**** STORED RECORDS

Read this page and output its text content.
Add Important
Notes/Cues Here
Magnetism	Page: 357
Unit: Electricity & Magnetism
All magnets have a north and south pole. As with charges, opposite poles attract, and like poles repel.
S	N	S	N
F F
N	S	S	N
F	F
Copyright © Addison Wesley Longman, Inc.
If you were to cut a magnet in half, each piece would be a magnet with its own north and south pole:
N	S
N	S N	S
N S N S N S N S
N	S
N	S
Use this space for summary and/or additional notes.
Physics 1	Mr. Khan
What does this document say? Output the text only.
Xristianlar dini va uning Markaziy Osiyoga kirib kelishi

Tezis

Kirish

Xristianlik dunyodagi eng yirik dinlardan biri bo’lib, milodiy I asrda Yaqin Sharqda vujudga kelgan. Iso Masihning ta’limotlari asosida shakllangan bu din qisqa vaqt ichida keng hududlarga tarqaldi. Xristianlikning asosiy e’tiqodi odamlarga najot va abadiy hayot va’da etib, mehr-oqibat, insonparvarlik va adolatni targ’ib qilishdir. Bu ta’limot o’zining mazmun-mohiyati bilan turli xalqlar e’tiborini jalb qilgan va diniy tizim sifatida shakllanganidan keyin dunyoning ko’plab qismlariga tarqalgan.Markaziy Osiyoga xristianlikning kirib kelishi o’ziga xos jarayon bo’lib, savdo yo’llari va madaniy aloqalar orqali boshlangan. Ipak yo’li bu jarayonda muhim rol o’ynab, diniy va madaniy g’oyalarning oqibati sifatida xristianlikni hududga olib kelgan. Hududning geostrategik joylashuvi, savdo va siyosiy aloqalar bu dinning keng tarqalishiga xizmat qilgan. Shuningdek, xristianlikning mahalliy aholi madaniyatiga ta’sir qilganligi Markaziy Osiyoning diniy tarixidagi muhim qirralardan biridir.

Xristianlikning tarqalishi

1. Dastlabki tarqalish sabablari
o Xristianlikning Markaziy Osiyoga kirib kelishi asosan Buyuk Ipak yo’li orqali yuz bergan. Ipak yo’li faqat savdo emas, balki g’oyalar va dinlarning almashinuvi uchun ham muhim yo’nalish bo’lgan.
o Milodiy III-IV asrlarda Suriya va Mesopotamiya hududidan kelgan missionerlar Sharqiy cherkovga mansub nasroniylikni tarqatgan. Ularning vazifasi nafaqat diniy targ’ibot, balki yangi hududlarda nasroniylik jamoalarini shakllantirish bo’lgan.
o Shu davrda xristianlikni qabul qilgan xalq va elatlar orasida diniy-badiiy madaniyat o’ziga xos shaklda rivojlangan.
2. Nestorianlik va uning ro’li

********
**** STORED RECORDS

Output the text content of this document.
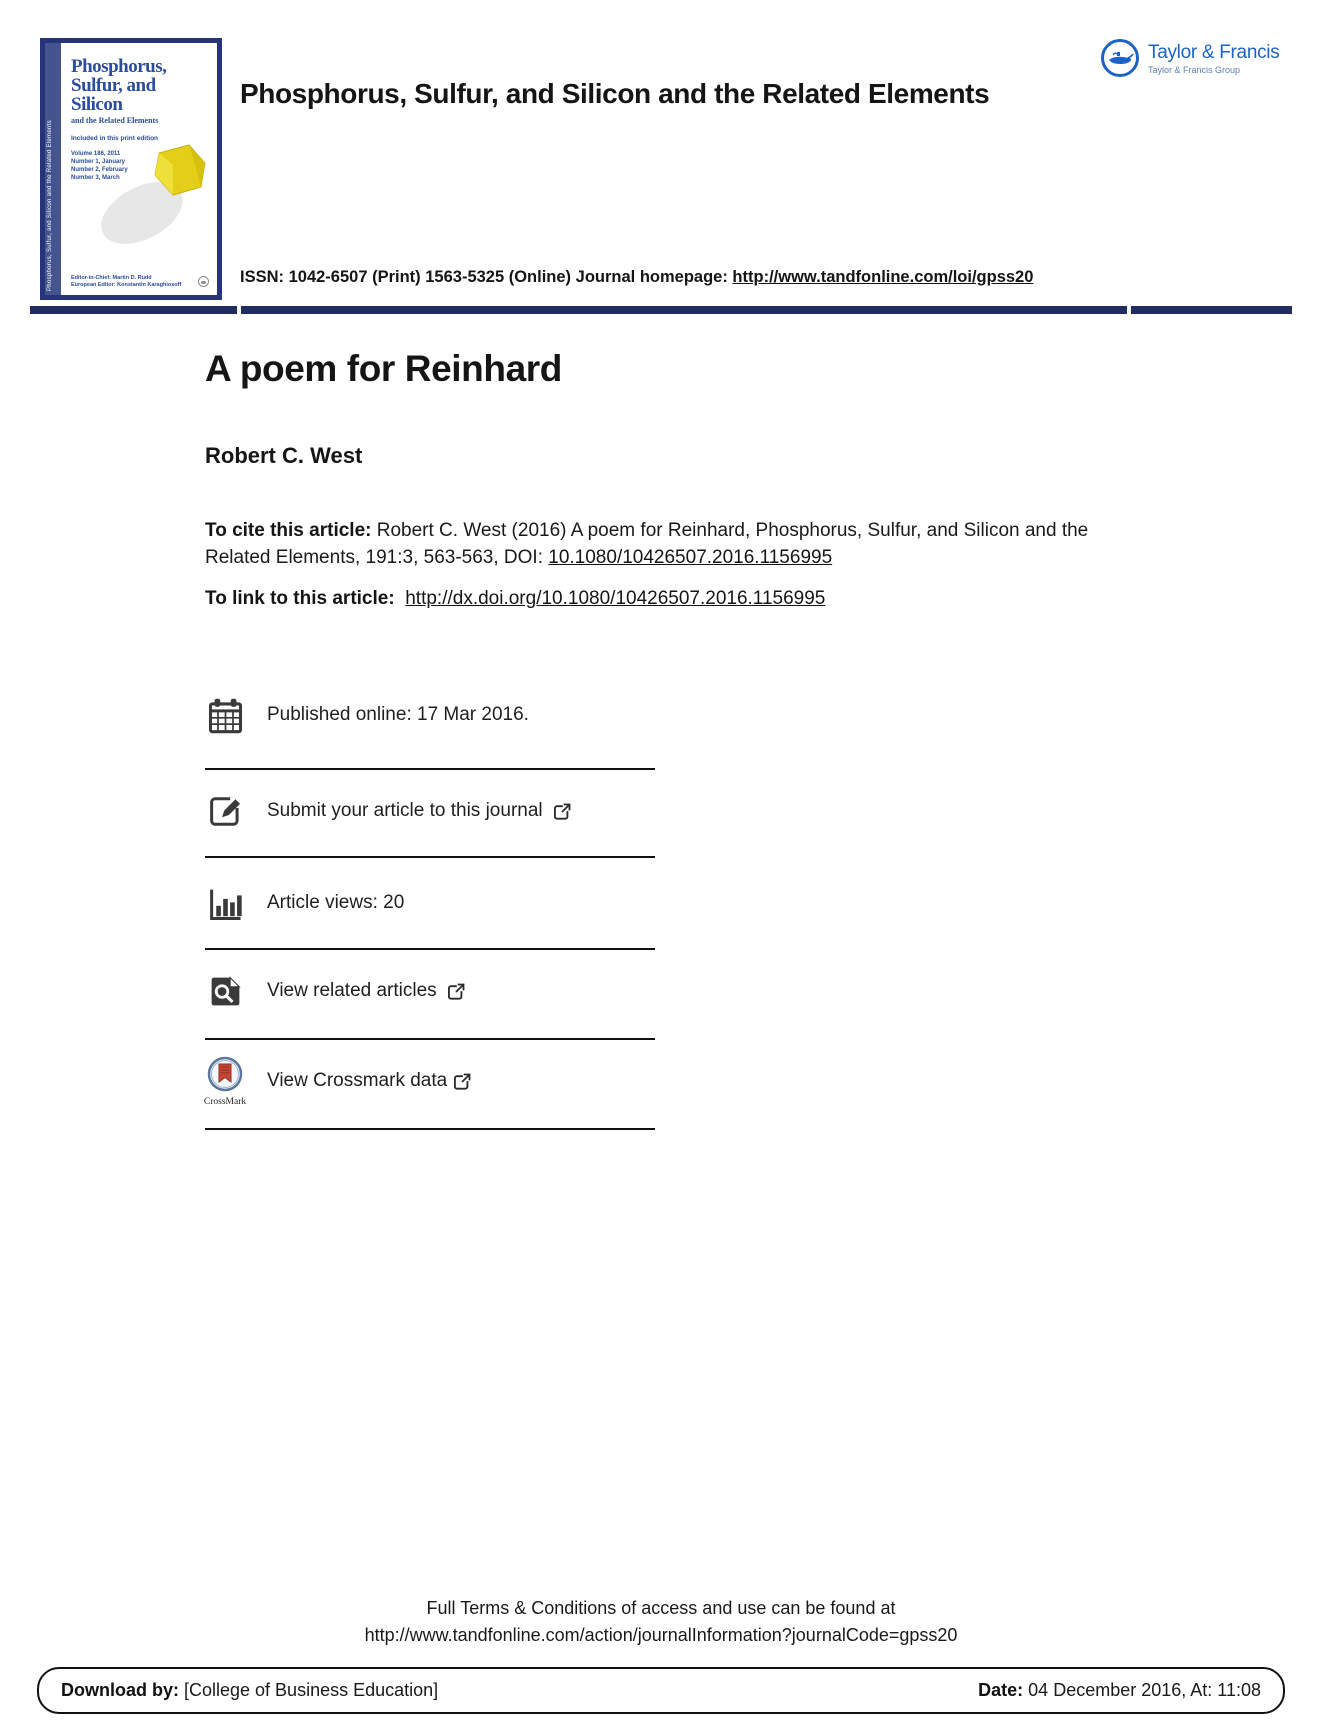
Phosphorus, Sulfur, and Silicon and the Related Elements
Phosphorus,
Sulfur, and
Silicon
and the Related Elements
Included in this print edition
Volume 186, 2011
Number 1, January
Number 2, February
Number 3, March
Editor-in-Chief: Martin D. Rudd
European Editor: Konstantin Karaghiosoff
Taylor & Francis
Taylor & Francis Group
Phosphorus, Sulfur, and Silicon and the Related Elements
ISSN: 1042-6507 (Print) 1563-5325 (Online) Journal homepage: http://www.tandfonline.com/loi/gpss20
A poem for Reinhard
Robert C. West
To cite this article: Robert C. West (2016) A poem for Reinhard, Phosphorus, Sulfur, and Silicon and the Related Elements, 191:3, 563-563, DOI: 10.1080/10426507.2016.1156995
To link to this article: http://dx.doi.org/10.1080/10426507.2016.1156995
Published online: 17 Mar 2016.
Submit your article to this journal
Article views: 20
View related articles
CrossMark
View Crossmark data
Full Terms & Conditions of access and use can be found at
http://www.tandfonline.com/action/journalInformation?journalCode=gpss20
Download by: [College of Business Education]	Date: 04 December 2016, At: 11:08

********

YOUR INSTRUCTIONS:
Reproduce every line from the entries that holds the word "south".

ANSWER:
All magnets have a north and south pole. As with charges, opposite poles attract, and like poles repel.
If you were to cut a magnet in half, each piece would be a magnet with its own north and south pole:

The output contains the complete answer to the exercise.